=== Challenge ===
Among the entries below, find the lines with "this" and copy them.

>> Start Material provided

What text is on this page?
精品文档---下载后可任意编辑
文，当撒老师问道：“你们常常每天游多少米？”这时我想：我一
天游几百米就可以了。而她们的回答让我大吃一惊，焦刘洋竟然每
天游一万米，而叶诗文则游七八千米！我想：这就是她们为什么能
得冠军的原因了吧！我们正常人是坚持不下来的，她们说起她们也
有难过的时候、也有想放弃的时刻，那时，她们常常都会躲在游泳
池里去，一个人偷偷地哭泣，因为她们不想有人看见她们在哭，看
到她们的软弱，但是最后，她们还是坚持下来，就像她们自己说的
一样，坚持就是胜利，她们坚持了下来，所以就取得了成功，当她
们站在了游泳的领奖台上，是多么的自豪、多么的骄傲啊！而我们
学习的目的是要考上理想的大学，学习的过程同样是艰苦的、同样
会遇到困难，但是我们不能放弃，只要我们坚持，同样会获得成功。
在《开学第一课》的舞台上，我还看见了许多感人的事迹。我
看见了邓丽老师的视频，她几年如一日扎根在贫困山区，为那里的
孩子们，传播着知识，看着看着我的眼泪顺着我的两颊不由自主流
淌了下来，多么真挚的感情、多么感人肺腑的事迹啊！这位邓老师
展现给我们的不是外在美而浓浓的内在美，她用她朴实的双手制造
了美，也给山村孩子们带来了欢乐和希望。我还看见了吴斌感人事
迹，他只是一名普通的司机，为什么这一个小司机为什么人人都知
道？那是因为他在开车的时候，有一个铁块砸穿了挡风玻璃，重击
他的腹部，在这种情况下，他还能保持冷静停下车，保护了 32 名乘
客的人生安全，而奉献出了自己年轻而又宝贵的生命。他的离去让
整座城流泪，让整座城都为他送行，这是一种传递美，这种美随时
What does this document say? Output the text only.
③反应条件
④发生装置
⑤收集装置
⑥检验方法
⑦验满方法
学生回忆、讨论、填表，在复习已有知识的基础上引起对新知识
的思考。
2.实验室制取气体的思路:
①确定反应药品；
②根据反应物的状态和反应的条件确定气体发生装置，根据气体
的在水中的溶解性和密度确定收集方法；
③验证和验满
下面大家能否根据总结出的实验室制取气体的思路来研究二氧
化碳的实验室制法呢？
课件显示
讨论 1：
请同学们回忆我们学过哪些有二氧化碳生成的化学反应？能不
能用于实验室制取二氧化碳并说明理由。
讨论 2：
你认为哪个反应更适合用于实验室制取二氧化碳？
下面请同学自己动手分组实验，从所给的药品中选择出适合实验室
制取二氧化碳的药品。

>> End Material provided

=== Exercise response ===
What text is on this page?
What does this document say? Output the text only.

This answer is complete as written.